Provided data:
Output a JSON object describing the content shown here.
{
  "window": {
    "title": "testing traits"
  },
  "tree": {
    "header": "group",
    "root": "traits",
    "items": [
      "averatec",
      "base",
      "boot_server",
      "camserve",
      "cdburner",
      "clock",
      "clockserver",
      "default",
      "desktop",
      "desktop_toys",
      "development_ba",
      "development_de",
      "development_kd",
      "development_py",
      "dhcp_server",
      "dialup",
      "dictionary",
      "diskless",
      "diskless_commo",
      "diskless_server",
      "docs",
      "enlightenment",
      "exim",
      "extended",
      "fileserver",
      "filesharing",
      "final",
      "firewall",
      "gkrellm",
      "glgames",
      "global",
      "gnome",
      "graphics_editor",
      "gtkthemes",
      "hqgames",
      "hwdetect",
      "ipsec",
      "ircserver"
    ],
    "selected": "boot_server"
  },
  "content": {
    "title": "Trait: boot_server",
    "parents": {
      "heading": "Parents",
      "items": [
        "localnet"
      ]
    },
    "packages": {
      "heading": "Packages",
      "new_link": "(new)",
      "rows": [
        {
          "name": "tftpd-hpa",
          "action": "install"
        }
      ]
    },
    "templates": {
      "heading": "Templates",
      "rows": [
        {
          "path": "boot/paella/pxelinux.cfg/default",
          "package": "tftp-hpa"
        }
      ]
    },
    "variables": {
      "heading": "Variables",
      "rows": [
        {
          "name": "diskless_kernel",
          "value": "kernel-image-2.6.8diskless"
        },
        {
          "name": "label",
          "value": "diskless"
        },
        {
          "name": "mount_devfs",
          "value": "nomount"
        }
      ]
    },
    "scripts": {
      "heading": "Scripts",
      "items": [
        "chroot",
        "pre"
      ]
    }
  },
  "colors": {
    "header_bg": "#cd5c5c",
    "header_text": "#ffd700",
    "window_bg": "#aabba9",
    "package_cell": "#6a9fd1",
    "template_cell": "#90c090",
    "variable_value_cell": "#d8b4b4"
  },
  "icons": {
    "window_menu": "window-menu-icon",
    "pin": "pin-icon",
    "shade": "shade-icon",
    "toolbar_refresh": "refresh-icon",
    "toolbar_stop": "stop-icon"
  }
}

Problem statement: Show all lines from the records above where the word "heading" occurs.

Result:
      "heading": "Parents",
      "heading": "Packages",
      "heading": "Templates",
      "heading": "Variables",
      "heading": "Scripts",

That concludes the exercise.